Saved entries
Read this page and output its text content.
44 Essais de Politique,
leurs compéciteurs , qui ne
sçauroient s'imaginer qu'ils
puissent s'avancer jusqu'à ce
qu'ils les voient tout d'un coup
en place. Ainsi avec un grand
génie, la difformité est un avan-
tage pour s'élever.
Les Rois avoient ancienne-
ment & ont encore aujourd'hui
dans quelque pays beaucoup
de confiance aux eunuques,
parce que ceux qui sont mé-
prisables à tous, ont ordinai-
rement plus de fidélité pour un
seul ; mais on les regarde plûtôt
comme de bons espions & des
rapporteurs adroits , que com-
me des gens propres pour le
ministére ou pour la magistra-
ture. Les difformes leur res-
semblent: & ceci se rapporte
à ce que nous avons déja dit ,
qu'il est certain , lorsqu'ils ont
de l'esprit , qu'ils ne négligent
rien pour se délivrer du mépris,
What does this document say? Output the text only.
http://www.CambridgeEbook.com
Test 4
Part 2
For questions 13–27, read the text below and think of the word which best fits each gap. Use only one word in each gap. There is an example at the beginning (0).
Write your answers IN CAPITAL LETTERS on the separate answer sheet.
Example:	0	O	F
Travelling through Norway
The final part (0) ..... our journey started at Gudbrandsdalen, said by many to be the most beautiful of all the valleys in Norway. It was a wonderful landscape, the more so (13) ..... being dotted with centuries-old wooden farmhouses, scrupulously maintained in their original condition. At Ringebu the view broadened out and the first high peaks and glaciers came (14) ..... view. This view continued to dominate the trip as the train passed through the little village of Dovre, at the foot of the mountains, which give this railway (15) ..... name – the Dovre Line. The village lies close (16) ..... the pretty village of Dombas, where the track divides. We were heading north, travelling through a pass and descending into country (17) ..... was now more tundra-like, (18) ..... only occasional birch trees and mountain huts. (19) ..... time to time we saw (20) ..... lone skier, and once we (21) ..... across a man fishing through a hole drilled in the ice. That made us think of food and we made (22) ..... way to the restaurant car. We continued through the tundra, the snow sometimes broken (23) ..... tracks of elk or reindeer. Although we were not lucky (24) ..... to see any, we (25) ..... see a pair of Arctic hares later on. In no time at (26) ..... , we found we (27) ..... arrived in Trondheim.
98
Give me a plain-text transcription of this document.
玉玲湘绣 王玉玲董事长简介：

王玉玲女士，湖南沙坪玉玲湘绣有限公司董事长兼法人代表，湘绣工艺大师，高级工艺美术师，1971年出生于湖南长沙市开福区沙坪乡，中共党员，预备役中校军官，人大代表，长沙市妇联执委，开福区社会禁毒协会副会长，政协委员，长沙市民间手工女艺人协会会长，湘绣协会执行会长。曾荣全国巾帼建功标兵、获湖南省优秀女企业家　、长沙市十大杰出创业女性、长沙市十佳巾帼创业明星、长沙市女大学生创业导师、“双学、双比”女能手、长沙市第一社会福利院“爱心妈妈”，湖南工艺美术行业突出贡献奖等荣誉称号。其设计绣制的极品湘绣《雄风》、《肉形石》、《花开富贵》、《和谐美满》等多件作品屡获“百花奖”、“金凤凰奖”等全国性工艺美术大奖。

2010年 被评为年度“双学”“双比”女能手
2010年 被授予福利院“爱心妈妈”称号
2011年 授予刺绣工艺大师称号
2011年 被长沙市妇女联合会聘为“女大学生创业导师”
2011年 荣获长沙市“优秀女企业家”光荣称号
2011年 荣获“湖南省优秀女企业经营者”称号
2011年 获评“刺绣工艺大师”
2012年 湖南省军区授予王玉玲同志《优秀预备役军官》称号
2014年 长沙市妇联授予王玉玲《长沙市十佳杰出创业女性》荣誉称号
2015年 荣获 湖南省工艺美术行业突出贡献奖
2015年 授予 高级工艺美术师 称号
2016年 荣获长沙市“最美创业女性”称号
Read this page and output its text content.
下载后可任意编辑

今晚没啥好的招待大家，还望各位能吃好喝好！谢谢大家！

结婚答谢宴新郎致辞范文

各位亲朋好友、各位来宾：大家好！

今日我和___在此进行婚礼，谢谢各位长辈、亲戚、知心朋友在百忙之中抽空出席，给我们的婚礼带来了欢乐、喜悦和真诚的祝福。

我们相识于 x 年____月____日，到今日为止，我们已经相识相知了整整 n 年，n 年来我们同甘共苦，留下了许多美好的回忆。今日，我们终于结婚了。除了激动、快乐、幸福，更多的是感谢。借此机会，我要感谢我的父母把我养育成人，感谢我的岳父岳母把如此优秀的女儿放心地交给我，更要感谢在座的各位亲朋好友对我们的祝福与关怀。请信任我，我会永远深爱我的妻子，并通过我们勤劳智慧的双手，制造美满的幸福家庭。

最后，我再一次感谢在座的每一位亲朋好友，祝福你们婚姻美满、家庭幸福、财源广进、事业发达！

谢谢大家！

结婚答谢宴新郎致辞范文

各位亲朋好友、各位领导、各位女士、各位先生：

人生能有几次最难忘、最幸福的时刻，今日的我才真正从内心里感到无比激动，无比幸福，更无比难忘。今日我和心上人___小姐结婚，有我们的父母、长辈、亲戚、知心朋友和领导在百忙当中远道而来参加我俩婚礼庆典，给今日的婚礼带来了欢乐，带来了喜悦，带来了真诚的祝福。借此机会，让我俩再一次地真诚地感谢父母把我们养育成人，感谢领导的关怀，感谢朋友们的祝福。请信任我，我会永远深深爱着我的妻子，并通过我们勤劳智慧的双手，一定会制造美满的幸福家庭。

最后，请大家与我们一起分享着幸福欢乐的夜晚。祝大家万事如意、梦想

Task brief:
From the preceding material, extract every line exactly.

Response:
Read this page and output its text content.
44 Essais de Politique,
leurs compéciteurs , qui ne
sçauroient s'imaginer qu'ils
puissent s'avancer jusqu'à ce
qu'ils les voient tout d'un coup
en place. Ainsi avec un grand
génie, la difformité est un avan-
tage pour s'élever.
Les Rois avoient ancienne-
ment & ont encore aujourd'hui
dans quelque pays beaucoup
de confiance aux eunuques,
parce que ceux qui sont mé-
prisables à tous, ont ordinai-
rement plus de fidélité pour un
seul ; mais on les regarde plûtôt
comme de bons espions & des
rapporteurs adroits , que com-
me des gens propres pour le
ministére ou pour la magistra-
ture. Les difformes leur res-
semblent: & ceci se rapporte
à ce que nous avons déja dit ,
qu'il est certain , lorsqu'ils ont
de l'esprit , qu'ils ne négligent
rien pour se délivrer du mépris,
What does this document say? Output the text only.
http://www.CambridgeEbook.com
Test 4
Part 2
For questions 13–27, read the text below and think of the word which best fits each gap. Use only one word in each gap. There is an example at the beginning (0).
Write your answers IN CAPITAL LETTERS on the separate answer sheet.
Example:	0	O	F
Travelling through Norway
The final part (0) ..... our journey started at Gudbrandsdalen, said by many to be the most beautiful of all the valleys in Norway. It was a wonderful landscape, the more so (13) ..... being dotted with centuries-old wooden farmhouses, scrupulously maintained in their original condition. At Ringebu the view broadened out and the first high peaks and glaciers came (14) ..... view. This view continued to dominate the trip as the train passed through the little village of Dovre, at the foot of the mountains, which give this railway (15) ..... name – the Dovre Line. The village lies close (16) ..... the pretty village of Dombas, where the track divides. We were heading north, travelling through a pass and descending into country (17) ..... was now more tundra-like, (18) ..... only occasional birch trees and mountain huts. (19) ..... time to time we saw (20) ..... lone skier, and once we (21) ..... across a man fishing through a hole drilled in the ice. That made us think of food and we made (22) ..... way to the restaurant car. We continued through the tundra, the snow sometimes broken (23) ..... tracks of elk or reindeer. Although we were not lucky (24) ..... to see any, we (25) ..... see a pair of Arctic hares later on. In no time at (26) ..... , we found we (27) ..... arrived in Trondheim.
98
Give me a plain-text transcription of this document.
玉玲湘绣 王玉玲董事长简介：

王玉玲女士，湖南沙坪玉玲湘绣有限公司董事长兼法人代表，湘绣工艺大师，高级工艺美术师，1971年出生于湖南长沙市开福区沙坪乡，中共党员，预备役中校军官，人大代表，长沙市妇联执委，开福区社会禁毒协会副会长，政协委员，长沙市民间手工女艺人协会会长，湘绣协会执行会长。曾荣全国巾帼建功标兵、获湖南省优秀女企业家　、长沙市十大杰出创业女性、长沙市十佳巾帼创业明星、长沙市女大学生创业导师、“双学、双比”女能手、长沙市第一社会福利院“爱心妈妈”，湖南工艺美术行业突出贡献奖等荣誉称号。其设计绣制的极品湘绣《雄风》、《肉形石》、《花开富贵》、《和谐美满》等多件作品屡获“百花奖”、“金凤凰奖”等全国性工艺美术大奖。

2010年 被评为年度“双学”“双比”女能手
2010年 被授予福利院“爱心妈妈”称号
2011年 授予刺绣工艺大师称号
2011年 被长沙市妇女联合会聘为“女大学生创业导师”
2011年 荣获长沙市“优秀女企业家”光荣称号
2011年 荣获“湖南省优秀女企业经营者”称号
2011年 获评“刺绣工艺大师”
2012年 湖南省军区授予王玉玲同志《优秀预备役军官》称号
2014年 长沙市妇联授予王玉玲《长沙市十佳杰出创业女性》荣誉称号
2015年 荣获 湖南省工艺美术行业突出贡献奖
2015年 授予 高级工艺美术师 称号
2016年 荣获长沙市“最美创业女性”称号
Read this page and output its text content.
下载后可任意编辑

今晚没啥好的招待大家，还望各位能吃好喝好！谢谢大家！

结婚答谢宴新郎致辞范文

各位亲朋好友、各位来宾：大家好！

今日我和___在此进行婚礼，谢谢各位长辈、亲戚、知心朋友在百忙之中抽空出席，给我们的婚礼带来了欢乐、喜悦和真诚的祝福。

我们相识于 x 年____月____日，到今日为止，我们已经相识相知了整整 n 年，n 年来我们同甘共苦，留下了许多美好的回忆。今日，我们终于结婚了。除了激动、快乐、幸福，更多的是感谢。借此机会，我要感谢我的父母把我养育成人，感谢我的岳父岳母把如此优秀的女儿放心地交给我，更要感谢在座的各位亲朋好友对我们的祝福与关怀。请信任我，我会永远深爱我的妻子，并通过我们勤劳智慧的双手，制造美满的幸福家庭。

最后，我再一次感谢在座的每一位亲朋好友，祝福你们婚姻美满、家庭幸福、财源广进、事业发达！

谢谢大家！

结婚答谢宴新郎致辞范文

各位亲朋好友、各位领导、各位女士、各位先生：

人生能有几次最难忘、最幸福的时刻，今日的我才真正从内心里感到无比激动，无比幸福，更无比难忘。今日我和心上人___小姐结婚，有我们的父母、长辈、亲戚、知心朋友和领导在百忙当中远道而来参加我俩婚礼庆典，给今日的婚礼带来了欢乐，带来了喜悦，带来了真诚的祝福。借此机会，让我俩再一次地真诚地感谢父母把我们养育成人，感谢领导的关怀，感谢朋友们的祝福。请信任我，我会永远深深爱着我的妻子，并通过我们勤劳智慧的双手，一定会制造美满的幸福家庭。

最后，请大家与我们一起分享着幸福欢乐的夜晚。祝大家万事如意、梦想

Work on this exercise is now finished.